*** TEXT SEGMENT ***

Mentally healthy women were recruited through advertisements asking for people free of lifetime psychopathology to respond. For the exposed group, subjects with a history of exposure to childhood trauma, and for the non- exposed group, an absence of such history was mandatory. Forty-eight people responded of whom 22 were included in our study. All 22 subjects, aged 29 to 64, were without current or lifetime DSM-IV axis I disorder. They were all physically healthy, and none were pregnant or lactating. Exclusion criteria were endocrine diseases and other chronic medical conditions.

Use of psychotropic or recreational drugs and substance abuse, as well as working night shifts, were additional exclusion criteria. Furthermore, the use of medication thought to affect HPA-axis functioning, e.g., corticosteroids, thyroid hormone, estrogens or progesterones, and herbal medication (e.g.

Valerian, St. Johns Wort), was not allowed, but oral contraceptives were.

*** End of TEXT SEGMENT ***

> [ASSIGNMENT A]
Answer these questions using the participant-selection passage:
(i) How many people responded, and how many were included in the study?
(ii) What was the age range of the included subjects?
(iii) Which hormonal medication was permitted?
> [ASSIGNMENT B] Print the stretch of the participant-selection passage from "Mentally healthy women" through "chronic medical conditions.".
> [ASSIGNMENT C] Proceed with the participant-selection passage, writing on from the point where it stops.
The data come from a source separate from the participant-selection passage.

*** RECORDED INFORMATION ***

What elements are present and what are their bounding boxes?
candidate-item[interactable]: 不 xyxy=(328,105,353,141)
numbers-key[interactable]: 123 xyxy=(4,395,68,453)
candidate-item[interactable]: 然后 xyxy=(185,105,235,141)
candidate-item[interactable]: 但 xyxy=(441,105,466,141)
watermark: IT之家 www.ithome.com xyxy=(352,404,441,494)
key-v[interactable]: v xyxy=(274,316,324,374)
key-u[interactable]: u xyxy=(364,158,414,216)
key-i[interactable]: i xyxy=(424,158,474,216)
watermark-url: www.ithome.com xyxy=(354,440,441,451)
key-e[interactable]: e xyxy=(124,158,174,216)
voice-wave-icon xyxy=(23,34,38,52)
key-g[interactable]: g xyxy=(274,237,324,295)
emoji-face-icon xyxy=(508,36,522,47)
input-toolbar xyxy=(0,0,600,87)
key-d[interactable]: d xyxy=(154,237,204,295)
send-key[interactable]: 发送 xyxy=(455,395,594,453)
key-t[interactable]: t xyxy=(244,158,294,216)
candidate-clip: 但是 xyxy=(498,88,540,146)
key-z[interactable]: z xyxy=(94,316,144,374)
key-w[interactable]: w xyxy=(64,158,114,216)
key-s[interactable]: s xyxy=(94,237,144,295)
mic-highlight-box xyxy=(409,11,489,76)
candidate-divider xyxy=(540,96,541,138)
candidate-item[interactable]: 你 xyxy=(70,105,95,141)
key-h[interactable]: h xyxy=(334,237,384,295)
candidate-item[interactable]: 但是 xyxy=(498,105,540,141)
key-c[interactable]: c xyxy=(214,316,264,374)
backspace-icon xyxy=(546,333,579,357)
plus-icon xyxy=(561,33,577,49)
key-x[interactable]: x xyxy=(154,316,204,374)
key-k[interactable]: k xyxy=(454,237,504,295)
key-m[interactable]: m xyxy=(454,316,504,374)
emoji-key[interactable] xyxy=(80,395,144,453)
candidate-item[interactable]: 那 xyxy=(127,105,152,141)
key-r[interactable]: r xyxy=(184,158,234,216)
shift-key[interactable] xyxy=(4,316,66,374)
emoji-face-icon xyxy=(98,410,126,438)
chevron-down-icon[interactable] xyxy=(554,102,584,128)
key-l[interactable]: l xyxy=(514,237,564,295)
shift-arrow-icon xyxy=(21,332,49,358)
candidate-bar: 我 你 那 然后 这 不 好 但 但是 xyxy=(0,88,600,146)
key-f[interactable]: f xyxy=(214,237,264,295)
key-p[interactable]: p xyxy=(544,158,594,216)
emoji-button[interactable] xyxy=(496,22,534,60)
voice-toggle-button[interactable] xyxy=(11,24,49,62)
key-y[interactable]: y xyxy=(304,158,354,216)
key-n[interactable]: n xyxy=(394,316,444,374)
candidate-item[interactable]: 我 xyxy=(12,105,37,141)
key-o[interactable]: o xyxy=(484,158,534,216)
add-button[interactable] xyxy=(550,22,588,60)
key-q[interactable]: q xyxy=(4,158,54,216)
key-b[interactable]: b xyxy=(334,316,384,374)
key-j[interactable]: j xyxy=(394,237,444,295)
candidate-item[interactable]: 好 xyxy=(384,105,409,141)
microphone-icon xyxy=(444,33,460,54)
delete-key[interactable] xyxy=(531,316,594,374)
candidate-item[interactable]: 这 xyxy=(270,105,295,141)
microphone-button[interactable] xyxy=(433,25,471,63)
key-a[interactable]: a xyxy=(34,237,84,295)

*** End of RECORDED INFORMATION ***

> [ANSWER SECTION A]
(i) Forty-eight people responded, and 22 were included.
(ii) 29 to 64.
(iii) Oral contraceptives.

> [ANSWER SECTION B]
Mentally healthy women were recruited through advertisements asking for people free of lifetime psychopathology to respond. For the exposed group, subjects with a history of exposure to childhood trauma, and for the non- exposed group, an absence of such history was mandatory. Forty-eight people responded of whom 22 were included in our study. All 22 subjects, aged 29 to 64, were without current or lifetime DSM-IV axis I disorder. They were all physically healthy, and none were pregnant or lactating. Exclusion criteria were endocrine diseases and other chronic medical conditions.

> [ANSWER SECTION C]
Ten women with a history of significant exposure to childhood trauma were included in the trauma group (TR) (Figure 1). Significant exposure to childhood trauma was defined as a score of at least moderate to severe on one or more of the five subscales of the Dutch version of the Childhood Trauma Questionnaire-Short Form (CTQ-SF) 13. For the control group, 12 healthy women without exposure to childhood trauma were included (scores of none/minimal on the five subscales of the CTQ-SF). A complete physical examination and routine laboratory evaluation was performed. Written informed consent was obtained from all participants after a complete written and verbal description of the study. The study was approved by the Medical Ethics Committee of the Leiden University Medical Center (LUMC), the Netherlands. All participants received a financial compensation as well as a reimbursement of travel expenses.

Procedure

Data collection for each participant took place during one day at the LUMC and two consecutive non-working days at home. On the morning of the test day, a routine medical examination, including the measurement of height and weight to calculate body mass index (BMI), was performed and demographic variables, childhood trauma exposure and psychological variables were assessed.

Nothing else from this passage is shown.